### Problem to work on
For each line that holds "dUrville", copy the line out.

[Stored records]

>> Begin

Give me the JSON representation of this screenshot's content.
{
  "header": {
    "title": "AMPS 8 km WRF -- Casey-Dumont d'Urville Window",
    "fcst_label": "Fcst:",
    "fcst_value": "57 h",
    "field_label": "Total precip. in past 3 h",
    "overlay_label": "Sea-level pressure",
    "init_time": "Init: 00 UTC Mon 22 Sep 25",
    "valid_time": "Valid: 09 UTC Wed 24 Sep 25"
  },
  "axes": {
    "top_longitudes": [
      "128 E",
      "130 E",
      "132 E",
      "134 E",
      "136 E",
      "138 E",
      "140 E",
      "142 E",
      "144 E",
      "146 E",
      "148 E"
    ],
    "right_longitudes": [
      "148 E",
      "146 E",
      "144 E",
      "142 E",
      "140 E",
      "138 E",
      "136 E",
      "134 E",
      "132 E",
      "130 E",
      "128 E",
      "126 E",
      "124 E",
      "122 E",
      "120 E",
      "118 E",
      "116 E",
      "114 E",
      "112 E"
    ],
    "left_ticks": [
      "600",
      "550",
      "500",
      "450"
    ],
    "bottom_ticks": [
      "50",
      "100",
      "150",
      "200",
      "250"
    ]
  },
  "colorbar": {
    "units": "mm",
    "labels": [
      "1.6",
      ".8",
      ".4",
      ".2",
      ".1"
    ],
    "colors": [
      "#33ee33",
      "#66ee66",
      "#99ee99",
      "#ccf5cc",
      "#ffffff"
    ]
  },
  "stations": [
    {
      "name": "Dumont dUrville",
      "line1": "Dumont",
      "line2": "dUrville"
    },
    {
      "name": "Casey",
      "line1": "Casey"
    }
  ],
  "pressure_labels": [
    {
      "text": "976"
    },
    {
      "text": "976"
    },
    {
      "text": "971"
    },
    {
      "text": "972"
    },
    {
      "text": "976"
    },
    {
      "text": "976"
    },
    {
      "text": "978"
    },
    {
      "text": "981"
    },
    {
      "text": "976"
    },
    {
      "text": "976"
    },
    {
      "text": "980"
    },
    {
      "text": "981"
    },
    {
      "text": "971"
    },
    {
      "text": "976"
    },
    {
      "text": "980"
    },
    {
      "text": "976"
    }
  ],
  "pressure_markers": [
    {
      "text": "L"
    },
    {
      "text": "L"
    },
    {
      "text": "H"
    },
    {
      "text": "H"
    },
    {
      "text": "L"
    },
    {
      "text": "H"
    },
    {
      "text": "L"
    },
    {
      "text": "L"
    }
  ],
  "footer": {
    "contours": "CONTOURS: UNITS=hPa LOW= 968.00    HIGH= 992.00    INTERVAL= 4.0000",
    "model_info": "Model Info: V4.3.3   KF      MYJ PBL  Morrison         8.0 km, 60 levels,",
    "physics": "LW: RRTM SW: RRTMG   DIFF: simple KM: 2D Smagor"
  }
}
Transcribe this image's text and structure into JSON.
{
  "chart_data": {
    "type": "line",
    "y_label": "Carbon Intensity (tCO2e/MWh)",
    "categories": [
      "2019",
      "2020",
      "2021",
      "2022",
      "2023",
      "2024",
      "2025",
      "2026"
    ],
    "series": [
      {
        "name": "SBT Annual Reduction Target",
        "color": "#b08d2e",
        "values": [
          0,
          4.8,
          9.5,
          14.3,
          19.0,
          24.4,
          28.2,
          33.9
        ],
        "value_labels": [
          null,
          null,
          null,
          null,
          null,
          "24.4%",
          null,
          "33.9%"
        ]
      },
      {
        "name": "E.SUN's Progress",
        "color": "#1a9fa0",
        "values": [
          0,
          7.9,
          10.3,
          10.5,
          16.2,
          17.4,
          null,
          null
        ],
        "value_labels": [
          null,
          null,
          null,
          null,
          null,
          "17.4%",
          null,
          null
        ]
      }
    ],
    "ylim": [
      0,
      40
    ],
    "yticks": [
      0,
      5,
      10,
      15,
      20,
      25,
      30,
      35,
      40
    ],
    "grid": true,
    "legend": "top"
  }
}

>> End

### Full response
      "name": "Dumont dUrville",
      "line2": "dUrville"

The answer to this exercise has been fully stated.